WORK ITEM: Transcribe the records verbatim, images excluded.

THE RECORDS:
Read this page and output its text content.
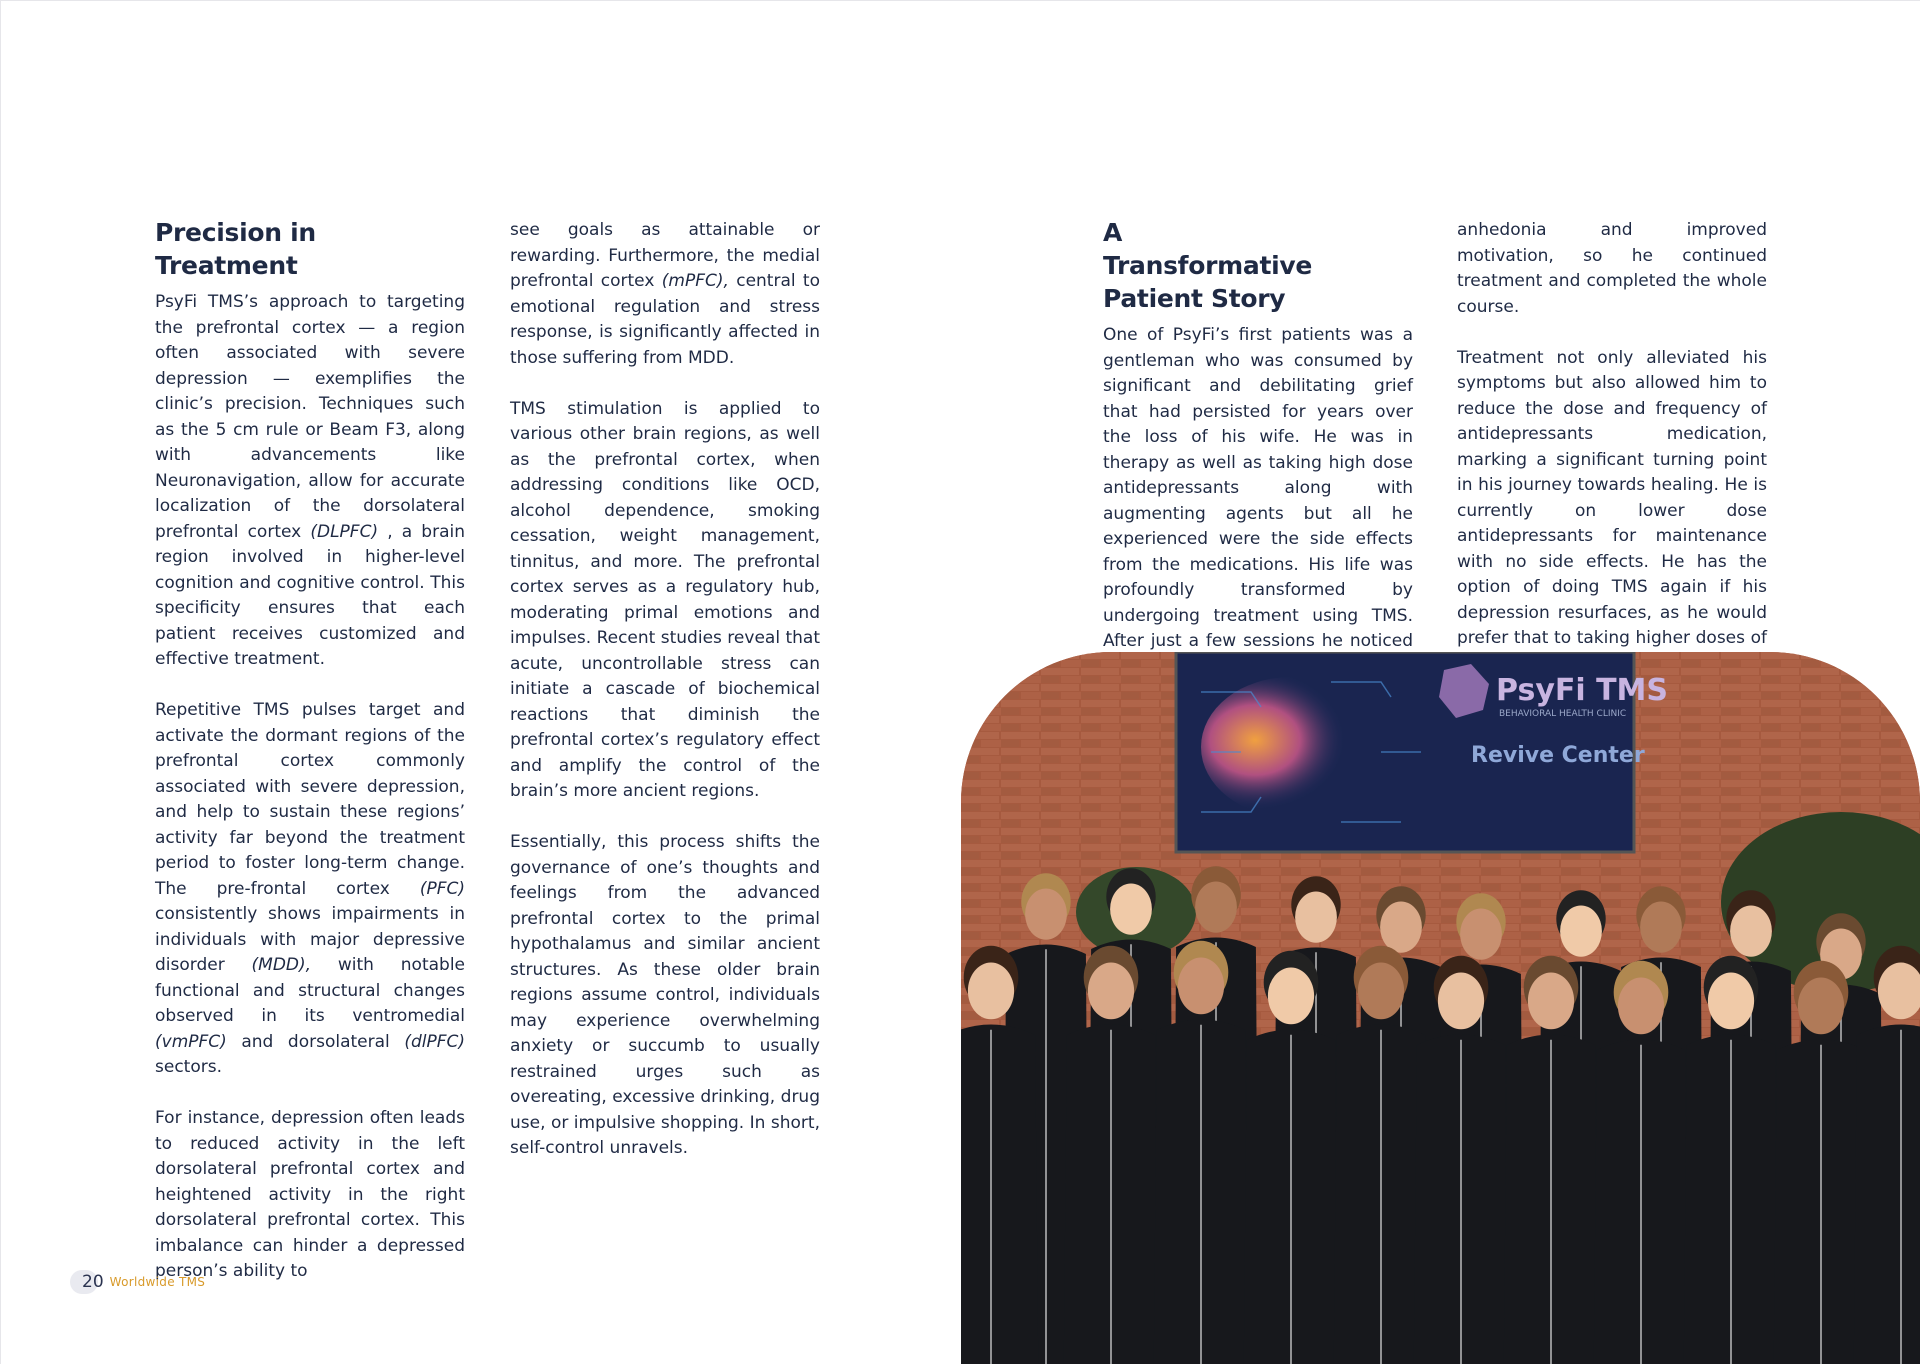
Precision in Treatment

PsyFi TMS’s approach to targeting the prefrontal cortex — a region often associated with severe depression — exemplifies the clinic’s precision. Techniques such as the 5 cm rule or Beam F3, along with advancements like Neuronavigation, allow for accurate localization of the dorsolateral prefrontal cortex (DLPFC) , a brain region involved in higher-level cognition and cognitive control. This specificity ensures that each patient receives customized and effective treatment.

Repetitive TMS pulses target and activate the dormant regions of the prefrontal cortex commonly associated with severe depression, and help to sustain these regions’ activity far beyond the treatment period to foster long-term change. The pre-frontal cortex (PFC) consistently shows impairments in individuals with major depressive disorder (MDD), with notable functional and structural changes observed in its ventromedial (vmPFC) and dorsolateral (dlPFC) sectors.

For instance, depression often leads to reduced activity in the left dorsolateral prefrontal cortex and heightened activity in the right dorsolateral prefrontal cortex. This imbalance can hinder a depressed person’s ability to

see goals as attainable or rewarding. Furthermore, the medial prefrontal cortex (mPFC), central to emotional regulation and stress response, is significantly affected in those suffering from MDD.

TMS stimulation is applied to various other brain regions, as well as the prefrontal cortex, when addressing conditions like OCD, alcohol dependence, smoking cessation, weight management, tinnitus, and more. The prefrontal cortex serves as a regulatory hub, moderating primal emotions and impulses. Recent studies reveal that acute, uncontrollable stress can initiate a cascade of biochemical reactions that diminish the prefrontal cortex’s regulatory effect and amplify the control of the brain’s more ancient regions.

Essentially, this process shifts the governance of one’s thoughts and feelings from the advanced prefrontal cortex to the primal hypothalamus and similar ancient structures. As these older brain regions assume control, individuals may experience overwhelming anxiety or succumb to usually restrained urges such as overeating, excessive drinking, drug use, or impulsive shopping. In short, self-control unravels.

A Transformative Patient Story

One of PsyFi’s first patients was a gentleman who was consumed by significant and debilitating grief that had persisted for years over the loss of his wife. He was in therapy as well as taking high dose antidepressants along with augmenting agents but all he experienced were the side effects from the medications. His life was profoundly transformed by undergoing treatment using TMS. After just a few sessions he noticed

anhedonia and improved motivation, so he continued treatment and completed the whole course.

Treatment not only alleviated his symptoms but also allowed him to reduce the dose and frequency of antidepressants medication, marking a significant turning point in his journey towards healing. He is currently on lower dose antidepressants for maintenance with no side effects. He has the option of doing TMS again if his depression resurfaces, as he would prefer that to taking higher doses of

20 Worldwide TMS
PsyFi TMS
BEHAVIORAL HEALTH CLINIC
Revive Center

RESPONSE TO THIS EXERCISE:
Read this page and output its text content.
Precision in Treatment

PsyFi TMS’s approach to targeting the prefrontal cortex — a region often associated with severe depression — exemplifies the clinic’s precision. Techniques such as the 5 cm rule or Beam F3, along with advancements like Neuronavigation, allow for accurate localization of the dorsolateral prefrontal cortex (DLPFC) , a brain region involved in higher-level cognition and cognitive control. This specificity ensures that each patient receives customized and effective treatment.

Repetitive TMS pulses target and activate the dormant regions of the prefrontal cortex commonly associated with severe depression, and help to sustain these regions’ activity far beyond the treatment period to foster long-term change. The pre-frontal cortex (PFC) consistently shows impairments in individuals with major depressive disorder (MDD), with notable functional and structural changes observed in its ventromedial (vmPFC) and dorsolateral (dlPFC) sectors.

For instance, depression often leads to reduced activity in the left dorsolateral prefrontal cortex and heightened activity in the right dorsolateral prefrontal cortex. This imbalance can hinder a depressed person’s ability to

see goals as attainable or rewarding. Furthermore, the medial prefrontal cortex (mPFC), central to emotional regulation and stress response, is significantly affected in those suffering from MDD.

TMS stimulation is applied to various other brain regions, as well as the prefrontal cortex, when addressing conditions like OCD, alcohol dependence, smoking cessation, weight management, tinnitus, and more. The prefrontal cortex serves as a regulatory hub, moderating primal emotions and impulses. Recent studies reveal that acute, uncontrollable stress can initiate a cascade of biochemical reactions that diminish the prefrontal cortex’s regulatory effect and amplify the control of the brain’s more ancient regions.

Essentially, this process shifts the governance of one’s thoughts and feelings from the advanced prefrontal cortex to the primal hypothalamus and similar ancient structures. As these older brain regions assume control, individuals may experience overwhelming anxiety or succumb to usually restrained urges such as overeating, excessive drinking, drug use, or impulsive shopping. In short, self-control unravels.

A Transformative Patient Story

One of PsyFi’s first patients was a gentleman who was consumed by significant and debilitating grief that had persisted for years over the loss of his wife. He was in therapy as well as taking high dose antidepressants along with augmenting agents but all he experienced were the side effects from the medications. His life was profoundly transformed by undergoing treatment using TMS. After just a few sessions he noticed

anhedonia and improved motivation, so he continued treatment and completed the whole course.

Treatment not only alleviated his symptoms but also allowed him to reduce the dose and frequency of antidepressants medication, marking a significant turning point in his journey towards healing. He is currently on lower dose antidepressants for maintenance with no side effects. He has the option of doing TMS again if his depression resurfaces, as he would prefer that to taking higher doses of

20 Worldwide TMS
PsyFi TMS
BEHAVIORAL HEALTH CLINIC
Revive Center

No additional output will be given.